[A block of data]
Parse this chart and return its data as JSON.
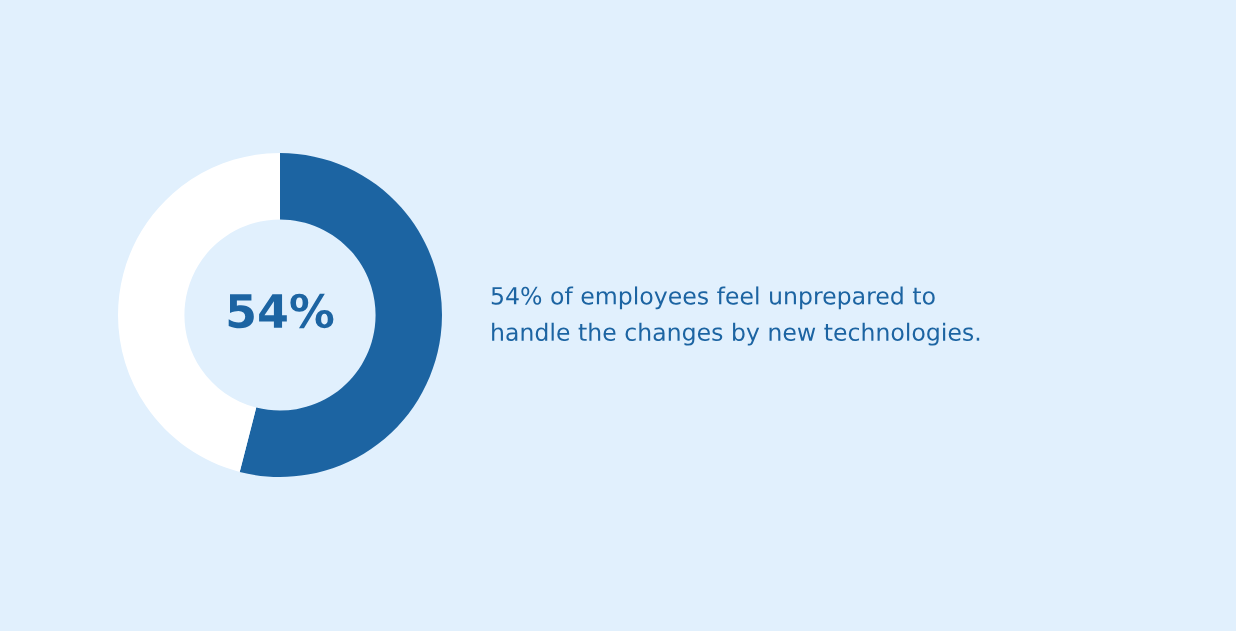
{
  "chart_data": {
    "type": "donut",
    "categories": [
      null,
      null
    ],
    "values": [
      54,
      46
    ],
    "colors": [
      "#1c64a2",
      "#ffffff"
    ],
    "value_labels": [
      "54%",
      null
    ],
    "annotations": [
      "54% of employees feel unprepared to\nhandle the changes by new technologies."
    ]
  }
}
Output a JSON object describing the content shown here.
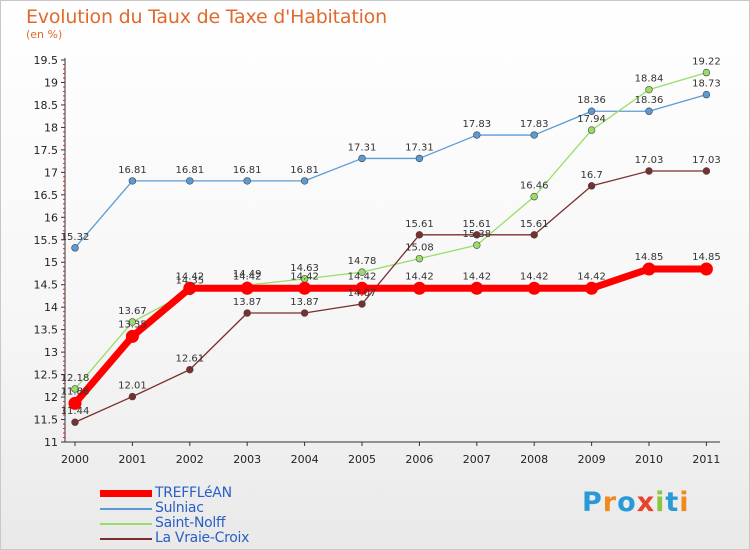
{
  "header": {
    "title": "Evolution du Taux de Taxe d'Habitation",
    "unit": "(en %)"
  },
  "logo": {
    "letters": [
      "P",
      "r",
      "o",
      "x",
      "i",
      "t",
      "i"
    ],
    "colors": [
      "#2a9ad6",
      "#f08a1e",
      "#2a9ad6",
      "#e8432a",
      "#8cc63f",
      "#2a9ad6",
      "#f08a1e"
    ]
  },
  "chart_data": {
    "type": "line",
    "x": [
      "2000",
      "2001",
      "2002",
      "2003",
      "2004",
      "2005",
      "2006",
      "2007",
      "2008",
      "2009",
      "2010",
      "2011"
    ],
    "ylim": [
      11,
      19.5
    ],
    "yticks": [
      "11",
      "11.5",
      "12",
      "12.5",
      "13",
      "13.5",
      "14",
      "14.5",
      "15",
      "15.5",
      "16",
      "16.5",
      "17",
      "17.5",
      "18",
      "18.5",
      "19",
      "19.5"
    ],
    "grid": false,
    "legend_position": "bottom-left",
    "series": [
      {
        "name": "TREFFLéAN",
        "color": "#ff0000",
        "values": [
          11.86,
          13.35,
          14.42,
          14.42,
          14.42,
          14.42,
          14.42,
          14.42,
          14.42,
          14.42,
          14.85,
          14.85
        ],
        "labels": [
          "11.86",
          "13.35",
          "14.42",
          "14.42",
          "14.42",
          "14.42",
          "14.42",
          "14.42",
          "14.42",
          "14.42",
          "14.85",
          "14.85"
        ]
      },
      {
        "name": "Sulniac",
        "color": "#5b9bd5",
        "values": [
          15.32,
          16.81,
          16.81,
          16.81,
          16.81,
          17.31,
          17.31,
          17.83,
          17.83,
          18.36,
          18.36,
          18.73
        ],
        "labels": [
          "15.32",
          "16.81",
          "16.81",
          "16.81",
          "16.81",
          "17.31",
          "17.31",
          "17.83",
          "17.83",
          "18.36",
          "18.36",
          "18.73"
        ]
      },
      {
        "name": "Saint-Nolff",
        "color": "#99dd66",
        "values": [
          12.18,
          13.67,
          14.35,
          14.49,
          14.63,
          14.78,
          15.08,
          15.38,
          16.46,
          17.94,
          18.84,
          19.22
        ],
        "labels": [
          "12.18",
          "13.67",
          "14.35",
          "14.49",
          "14.63",
          "14.78",
          "15.08",
          "15.38",
          "16.46",
          "17.94",
          "18.84",
          "19.22"
        ]
      },
      {
        "name": "La Vraie-Croix",
        "color": "#7a2e2e",
        "values": [
          11.44,
          12.01,
          12.61,
          13.87,
          13.87,
          14.07,
          15.61,
          15.61,
          15.61,
          16.7,
          17.03,
          17.03
        ],
        "labels": [
          "11.44",
          "12.01",
          "12.61",
          "13.87",
          "13.87",
          "14.07",
          "15.61",
          "15.61",
          "15.61",
          "16.7",
          "17.03",
          "17.03"
        ]
      }
    ]
  }
}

*Directions for this task*.
Reproduce the full listing above verbatim, with no pictures included.

*The output*.
Parse this chart and return its data as JSON.
{
  "chart_data": {
    "type": "donut",
    "categories": [
      null,
      null
    ],
    "values": [
      54,
      46
    ],
    "colors": [
      "#1c64a2",
      "#ffffff"
    ],
    "value_labels": [
      "54%",
      null
    ],
    "annotations": [
      "54% of employees feel unprepared to\nhandle the changes by new technologies."
    ]
  }
}
Output a JSON object describing the content shown here.
{
  "header": {
    "title": "Evolution du Taux de Taxe d'Habitation",
    "unit": "(en %)"
  },
  "logo": {
    "letters": [
      "P",
      "r",
      "o",
      "x",
      "i",
      "t",
      "i"
    ],
    "colors": [
      "#2a9ad6",
      "#f08a1e",
      "#2a9ad6",
      "#e8432a",
      "#8cc63f",
      "#2a9ad6",
      "#f08a1e"
    ]
  },
  "chart_data": {
    "type": "line",
    "x": [
      "2000",
      "2001",
      "2002",
      "2003",
      "2004",
      "2005",
      "2006",
      "2007",
      "2008",
      "2009",
      "2010",
      "2011"
    ],
    "ylim": [
      11,
      19.5
    ],
    "yticks": [
      "11",
      "11.5",
      "12",
      "12.5",
      "13",
      "13.5",
      "14",
      "14.5",
      "15",
      "15.5",
      "16",
      "16.5",
      "17",
      "17.5",
      "18",
      "18.5",
      "19",
      "19.5"
    ],
    "grid": false,
    "legend_position": "bottom-left",
    "series": [
      {
        "name": "TREFFLéAN",
        "color": "#ff0000",
        "values": [
          11.86,
          13.35,
          14.42,
          14.42,
          14.42,
          14.42,
          14.42,
          14.42,
          14.42,
          14.42,
          14.85,
          14.85
        ],
        "labels": [
          "11.86",
          "13.35",
          "14.42",
          "14.42",
          "14.42",
          "14.42",
          "14.42",
          "14.42",
          "14.42",
          "14.42",
          "14.85",
          "14.85"
        ]
      },
      {
        "name": "Sulniac",
        "color": "#5b9bd5",
        "values": [
          15.32,
          16.81,
          16.81,
          16.81,
          16.81,
          17.31,
          17.31,
          17.83,
          17.83,
          18.36,
          18.36,
          18.73
        ],
        "labels": [
          "15.32",
          "16.81",
          "16.81",
          "16.81",
          "16.81",
          "17.31",
          "17.31",
          "17.83",
          "17.83",
          "18.36",
          "18.36",
          "18.73"
        ]
      },
      {
        "name": "Saint-Nolff",
        "color": "#99dd66",
        "values": [
          12.18,
          13.67,
          14.35,
          14.49,
          14.63,
          14.78,
          15.08,
          15.38,
          16.46,
          17.94,
          18.84,
          19.22
        ],
        "labels": [
          "12.18",
          "13.67",
          "14.35",
          "14.49",
          "14.63",
          "14.78",
          "15.08",
          "15.38",
          "16.46",
          "17.94",
          "18.84",
          "19.22"
        ]
      },
      {
        "name": "La Vraie-Croix",
        "color": "#7a2e2e",
        "values": [
          11.44,
          12.01,
          12.61,
          13.87,
          13.87,
          14.07,
          15.61,
          15.61,
          15.61,
          16.7,
          17.03,
          17.03
        ],
        "labels": [
          "11.44",
          "12.01",
          "12.61",
          "13.87",
          "13.87",
          "14.07",
          "15.61",
          "15.61",
          "15.61",
          "16.7",
          "17.03",
          "17.03"
        ]
      }
    ]
  }
}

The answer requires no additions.